(Dataset listings of figures)

- - -

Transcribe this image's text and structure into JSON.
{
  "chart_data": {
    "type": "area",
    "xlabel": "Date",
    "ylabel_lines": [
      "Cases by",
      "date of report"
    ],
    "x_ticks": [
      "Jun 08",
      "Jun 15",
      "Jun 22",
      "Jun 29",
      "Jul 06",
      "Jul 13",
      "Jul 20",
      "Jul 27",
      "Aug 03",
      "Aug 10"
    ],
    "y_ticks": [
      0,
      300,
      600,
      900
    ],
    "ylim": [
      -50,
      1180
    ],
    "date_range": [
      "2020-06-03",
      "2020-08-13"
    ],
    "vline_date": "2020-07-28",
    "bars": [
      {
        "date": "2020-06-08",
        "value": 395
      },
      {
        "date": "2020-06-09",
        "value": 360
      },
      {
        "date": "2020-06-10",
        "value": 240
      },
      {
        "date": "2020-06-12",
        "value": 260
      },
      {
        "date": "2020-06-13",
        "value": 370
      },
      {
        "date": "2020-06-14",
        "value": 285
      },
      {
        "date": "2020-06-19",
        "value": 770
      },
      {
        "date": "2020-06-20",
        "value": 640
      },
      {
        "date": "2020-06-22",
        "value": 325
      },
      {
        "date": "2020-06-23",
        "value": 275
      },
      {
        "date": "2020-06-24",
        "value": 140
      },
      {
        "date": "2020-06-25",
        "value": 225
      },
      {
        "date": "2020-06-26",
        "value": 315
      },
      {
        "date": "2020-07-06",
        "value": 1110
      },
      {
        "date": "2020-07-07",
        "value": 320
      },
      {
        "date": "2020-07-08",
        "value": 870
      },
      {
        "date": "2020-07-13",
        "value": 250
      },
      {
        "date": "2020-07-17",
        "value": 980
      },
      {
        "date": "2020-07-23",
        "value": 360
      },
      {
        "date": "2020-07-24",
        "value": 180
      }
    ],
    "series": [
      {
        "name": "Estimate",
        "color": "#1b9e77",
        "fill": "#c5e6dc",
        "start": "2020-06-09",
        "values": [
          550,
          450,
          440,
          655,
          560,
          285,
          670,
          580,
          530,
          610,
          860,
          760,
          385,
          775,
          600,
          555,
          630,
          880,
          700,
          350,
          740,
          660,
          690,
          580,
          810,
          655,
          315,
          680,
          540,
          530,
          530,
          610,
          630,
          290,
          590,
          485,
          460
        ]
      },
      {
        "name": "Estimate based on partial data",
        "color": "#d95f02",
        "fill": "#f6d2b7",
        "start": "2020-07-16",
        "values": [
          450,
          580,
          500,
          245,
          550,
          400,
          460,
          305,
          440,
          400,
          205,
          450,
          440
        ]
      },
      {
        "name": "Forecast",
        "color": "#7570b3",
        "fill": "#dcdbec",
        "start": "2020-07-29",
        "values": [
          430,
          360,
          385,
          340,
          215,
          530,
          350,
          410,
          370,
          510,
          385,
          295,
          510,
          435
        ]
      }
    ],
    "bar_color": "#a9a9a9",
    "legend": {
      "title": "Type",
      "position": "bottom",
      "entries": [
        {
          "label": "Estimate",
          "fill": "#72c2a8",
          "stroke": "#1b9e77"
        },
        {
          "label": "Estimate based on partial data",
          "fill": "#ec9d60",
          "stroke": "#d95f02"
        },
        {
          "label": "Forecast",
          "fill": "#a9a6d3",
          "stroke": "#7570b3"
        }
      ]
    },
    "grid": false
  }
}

- - -

* _REQUIRED WORK_
Lines containing the string "based" are to be selected and copied.

* _OUTPUT OF THE TASK_
        "name": "Estimate based on partial data",
          "label": "Estimate based on partial data",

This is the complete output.